Dataset entries —
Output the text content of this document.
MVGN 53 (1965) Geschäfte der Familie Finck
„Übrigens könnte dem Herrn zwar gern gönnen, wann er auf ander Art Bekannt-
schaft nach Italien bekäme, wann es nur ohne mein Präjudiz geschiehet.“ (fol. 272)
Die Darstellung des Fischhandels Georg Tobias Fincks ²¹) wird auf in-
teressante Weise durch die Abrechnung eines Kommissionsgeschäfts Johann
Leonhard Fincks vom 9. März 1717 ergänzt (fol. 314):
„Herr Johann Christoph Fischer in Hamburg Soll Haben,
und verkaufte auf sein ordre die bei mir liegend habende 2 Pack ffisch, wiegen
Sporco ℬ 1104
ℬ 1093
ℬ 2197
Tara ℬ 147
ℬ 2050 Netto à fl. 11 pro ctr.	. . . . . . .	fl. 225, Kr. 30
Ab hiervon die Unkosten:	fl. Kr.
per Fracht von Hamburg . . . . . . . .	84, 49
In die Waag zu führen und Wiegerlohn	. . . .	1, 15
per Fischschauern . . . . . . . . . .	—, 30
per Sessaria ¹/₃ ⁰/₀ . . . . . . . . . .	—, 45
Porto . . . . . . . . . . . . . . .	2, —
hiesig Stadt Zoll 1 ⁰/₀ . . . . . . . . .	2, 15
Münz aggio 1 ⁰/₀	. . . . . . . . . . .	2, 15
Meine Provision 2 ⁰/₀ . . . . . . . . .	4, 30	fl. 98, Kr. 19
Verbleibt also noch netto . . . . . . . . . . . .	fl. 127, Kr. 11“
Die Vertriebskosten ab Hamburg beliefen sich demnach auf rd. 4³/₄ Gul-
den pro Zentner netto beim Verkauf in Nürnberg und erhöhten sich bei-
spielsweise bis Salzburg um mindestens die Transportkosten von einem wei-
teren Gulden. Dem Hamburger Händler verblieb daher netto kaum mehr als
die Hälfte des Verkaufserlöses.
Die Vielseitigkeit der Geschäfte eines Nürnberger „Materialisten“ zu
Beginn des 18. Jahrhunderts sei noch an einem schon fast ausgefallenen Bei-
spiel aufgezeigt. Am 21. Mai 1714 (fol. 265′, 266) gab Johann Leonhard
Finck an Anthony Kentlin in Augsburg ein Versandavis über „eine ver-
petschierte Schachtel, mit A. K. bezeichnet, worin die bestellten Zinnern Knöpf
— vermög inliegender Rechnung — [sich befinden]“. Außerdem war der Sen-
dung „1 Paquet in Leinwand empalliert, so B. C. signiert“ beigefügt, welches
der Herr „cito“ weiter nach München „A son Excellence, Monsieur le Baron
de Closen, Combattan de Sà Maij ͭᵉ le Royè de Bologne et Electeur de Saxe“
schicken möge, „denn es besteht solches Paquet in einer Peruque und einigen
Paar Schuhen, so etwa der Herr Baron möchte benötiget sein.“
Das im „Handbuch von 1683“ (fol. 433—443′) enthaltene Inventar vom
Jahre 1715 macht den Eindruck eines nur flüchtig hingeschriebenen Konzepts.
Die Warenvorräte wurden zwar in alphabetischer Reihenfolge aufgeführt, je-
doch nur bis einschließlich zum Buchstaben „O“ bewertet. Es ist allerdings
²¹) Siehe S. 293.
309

Given request — Take the entries above and copy them out exactly.

Expected answer —
Output the text content of this document.
MVGN 53 (1965) Geschäfte der Familie Finck
„Übrigens könnte dem Herrn zwar gern gönnen, wann er auf ander Art Bekannt-
schaft nach Italien bekäme, wann es nur ohne mein Präjudiz geschiehet.“ (fol. 272)
Die Darstellung des Fischhandels Georg Tobias Fincks ²¹) wird auf in-
teressante Weise durch die Abrechnung eines Kommissionsgeschäfts Johann
Leonhard Fincks vom 9. März 1717 ergänzt (fol. 314):
„Herr Johann Christoph Fischer in Hamburg Soll Haben,
und verkaufte auf sein ordre die bei mir liegend habende 2 Pack ffisch, wiegen
Sporco ℬ 1104
ℬ 1093
ℬ 2197
Tara ℬ 147
ℬ 2050 Netto à fl. 11 pro ctr.	. . . . . . .	fl. 225, Kr. 30
Ab hiervon die Unkosten:	fl. Kr.
per Fracht von Hamburg . . . . . . . .	84, 49
In die Waag zu führen und Wiegerlohn	. . . .	1, 15
per Fischschauern . . . . . . . . . .	—, 30
per Sessaria ¹/₃ ⁰/₀ . . . . . . . . . .	—, 45
Porto . . . . . . . . . . . . . . .	2, —
hiesig Stadt Zoll 1 ⁰/₀ . . . . . . . . .	2, 15
Münz aggio 1 ⁰/₀	. . . . . . . . . . .	2, 15
Meine Provision 2 ⁰/₀ . . . . . . . . .	4, 30	fl. 98, Kr. 19
Verbleibt also noch netto . . . . . . . . . . . .	fl. 127, Kr. 11“
Die Vertriebskosten ab Hamburg beliefen sich demnach auf rd. 4³/₄ Gul-
den pro Zentner netto beim Verkauf in Nürnberg und erhöhten sich bei-
spielsweise bis Salzburg um mindestens die Transportkosten von einem wei-
teren Gulden. Dem Hamburger Händler verblieb daher netto kaum mehr als
die Hälfte des Verkaufserlöses.
Die Vielseitigkeit der Geschäfte eines Nürnberger „Materialisten“ zu
Beginn des 18. Jahrhunderts sei noch an einem schon fast ausgefallenen Bei-
spiel aufgezeigt. Am 21. Mai 1714 (fol. 265′, 266) gab Johann Leonhard
Finck an Anthony Kentlin in Augsburg ein Versandavis über „eine ver-
petschierte Schachtel, mit A. K. bezeichnet, worin die bestellten Zinnern Knöpf
— vermög inliegender Rechnung — [sich befinden]“. Außerdem war der Sen-
dung „1 Paquet in Leinwand empalliert, so B. C. signiert“ beigefügt, welches
der Herr „cito“ weiter nach München „A son Excellence, Monsieur le Baron
de Closen, Combattan de Sà Maij ͭᵉ le Royè de Bologne et Electeur de Saxe“
schicken möge, „denn es besteht solches Paquet in einer Peruque und einigen
Paar Schuhen, so etwa der Herr Baron möchte benötiget sein.“
Das im „Handbuch von 1683“ (fol. 433—443′) enthaltene Inventar vom
Jahre 1715 macht den Eindruck eines nur flüchtig hingeschriebenen Konzepts.
Die Warenvorräte wurden zwar in alphabetischer Reihenfolge aufgeführt, je-
doch nur bis einschließlich zum Buchstaben „O“ bewertet. Es ist allerdings
²¹) Siehe S. 293.
309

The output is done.